**SHORT PROBLEM**
Extract the full set of records that follows, word for word.

**TASK DATA**
▬▬▬
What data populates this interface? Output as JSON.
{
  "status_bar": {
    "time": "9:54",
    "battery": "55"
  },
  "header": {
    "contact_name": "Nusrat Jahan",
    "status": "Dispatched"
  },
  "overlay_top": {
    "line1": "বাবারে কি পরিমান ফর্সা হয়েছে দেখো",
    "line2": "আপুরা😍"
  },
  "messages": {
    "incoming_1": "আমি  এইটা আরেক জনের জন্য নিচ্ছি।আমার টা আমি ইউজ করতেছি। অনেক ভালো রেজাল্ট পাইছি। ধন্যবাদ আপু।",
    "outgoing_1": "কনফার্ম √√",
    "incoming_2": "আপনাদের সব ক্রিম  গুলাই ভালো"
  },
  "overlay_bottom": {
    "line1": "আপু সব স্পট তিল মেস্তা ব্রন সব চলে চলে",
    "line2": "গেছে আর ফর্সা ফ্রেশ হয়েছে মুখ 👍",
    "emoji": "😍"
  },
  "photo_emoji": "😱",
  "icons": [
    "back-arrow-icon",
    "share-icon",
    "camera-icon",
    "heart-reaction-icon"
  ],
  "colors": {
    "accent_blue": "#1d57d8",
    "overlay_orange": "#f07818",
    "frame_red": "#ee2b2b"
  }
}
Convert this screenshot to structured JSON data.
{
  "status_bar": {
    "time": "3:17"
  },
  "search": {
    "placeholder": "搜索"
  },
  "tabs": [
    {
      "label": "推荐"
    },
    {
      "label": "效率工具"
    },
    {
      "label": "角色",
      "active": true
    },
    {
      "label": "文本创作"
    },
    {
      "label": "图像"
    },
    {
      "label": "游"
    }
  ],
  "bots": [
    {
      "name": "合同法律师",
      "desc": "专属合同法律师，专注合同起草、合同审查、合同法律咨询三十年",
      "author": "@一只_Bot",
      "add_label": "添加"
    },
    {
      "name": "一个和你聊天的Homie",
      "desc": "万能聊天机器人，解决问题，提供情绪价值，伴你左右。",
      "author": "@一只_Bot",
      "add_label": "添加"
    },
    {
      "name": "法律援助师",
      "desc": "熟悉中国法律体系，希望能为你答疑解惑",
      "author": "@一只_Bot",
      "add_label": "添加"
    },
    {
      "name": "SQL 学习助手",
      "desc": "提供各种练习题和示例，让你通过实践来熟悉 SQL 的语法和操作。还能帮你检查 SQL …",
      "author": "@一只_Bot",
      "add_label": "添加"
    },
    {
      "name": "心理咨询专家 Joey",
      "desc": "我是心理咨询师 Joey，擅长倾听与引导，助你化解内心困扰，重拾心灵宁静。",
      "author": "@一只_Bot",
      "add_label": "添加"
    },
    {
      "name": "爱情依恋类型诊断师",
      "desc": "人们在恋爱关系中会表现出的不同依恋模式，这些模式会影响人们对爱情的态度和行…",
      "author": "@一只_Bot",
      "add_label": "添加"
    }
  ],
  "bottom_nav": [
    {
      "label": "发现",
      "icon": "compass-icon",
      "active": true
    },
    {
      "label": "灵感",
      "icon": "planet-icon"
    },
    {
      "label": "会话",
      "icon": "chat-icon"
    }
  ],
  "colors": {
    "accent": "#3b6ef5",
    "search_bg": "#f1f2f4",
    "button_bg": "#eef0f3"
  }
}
▬▬▬
**WRITTEN RESPONSE**
What data populates this interface? Output as JSON.
{
  "status_bar": {
    "time": "9:54",
    "battery": "55"
  },
  "header": {
    "contact_name": "Nusrat Jahan",
    "status": "Dispatched"
  },
  "overlay_top": {
    "line1": "বাবারে কি পরিমান ফর্সা হয়েছে দেখো",
    "line2": "আপুরা😍"
  },
  "messages": {
    "incoming_1": "আমি  এইটা আরেক জনের জন্য নিচ্ছি।আমার টা আমি ইউজ করতেছি। অনেক ভালো রেজাল্ট পাইছি। ধন্যবাদ আপু।",
    "outgoing_1": "কনফার্ম √√",
    "incoming_2": "আপনাদের সব ক্রিম  গুলাই ভালো"
  },
  "overlay_bottom": {
    "line1": "আপু সব স্পট তিল মেস্তা ব্রন সব চলে চলে",
    "line2": "গেছে আর ফর্সা ফ্রেশ হয়েছে মুখ 👍",
    "emoji": "😍"
  },
  "photo_emoji": "😱",
  "icons": [
    "back-arrow-icon",
    "share-icon",
    "camera-icon",
    "heart-reaction-icon"
  ],
  "colors": {
    "accent_blue": "#1d57d8",
    "overlay_orange": "#f07818",
    "frame_red": "#ee2b2b"
  }
}
Convert this screenshot to structured JSON data.
{
  "status_bar": {
    "time": "3:17"
  },
  "search": {
    "placeholder": "搜索"
  },
  "tabs": [
    {
      "label": "推荐"
    },
    {
      "label": "效率工具"
    },
    {
      "label": "角色",
      "active": true
    },
    {
      "label": "文本创作"
    },
    {
      "label": "图像"
    },
    {
      "label": "游"
    }
  ],
  "bots": [
    {
      "name": "合同法律师",
      "desc": "专属合同法律师，专注合同起草、合同审查、合同法律咨询三十年",
      "author": "@一只_Bot",
      "add_label": "添加"
    },
    {
      "name": "一个和你聊天的Homie",
      "desc": "万能聊天机器人，解决问题，提供情绪价值，伴你左右。",
      "author": "@一只_Bot",
      "add_label": "添加"
    },
    {
      "name": "法律援助师",
      "desc": "熟悉中国法律体系，希望能为你答疑解惑",
      "author": "@一只_Bot",
      "add_label": "添加"
    },
    {
      "name": "SQL 学习助手",
      "desc": "提供各种练习题和示例，让你通过实践来熟悉 SQL 的语法和操作。还能帮你检查 SQL …",
      "author": "@一只_Bot",
      "add_label": "添加"
    },
    {
      "name": "心理咨询专家 Joey",
      "desc": "我是心理咨询师 Joey，擅长倾听与引导，助你化解内心困扰，重拾心灵宁静。",
      "author": "@一只_Bot",
      "add_label": "添加"
    },
    {
      "name": "爱情依恋类型诊断师",
      "desc": "人们在恋爱关系中会表现出的不同依恋模式，这些模式会影响人们对爱情的态度和行…",
      "author": "@一只_Bot",
      "add_label": "添加"
    }
  ],
  "bottom_nav": [
    {
      "label": "发现",
      "icon": "compass-icon",
      "active": true
    },
    {
      "label": "灵感",
      "icon": "planet-icon"
    },
    {
      "label": "会话",
      "icon": "chat-icon"
    }
  ],
  "colors": {
    "accent": "#3b6ef5",
    "search_bg": "#f1f2f4",
    "button_bg": "#eef0f3"
  }
}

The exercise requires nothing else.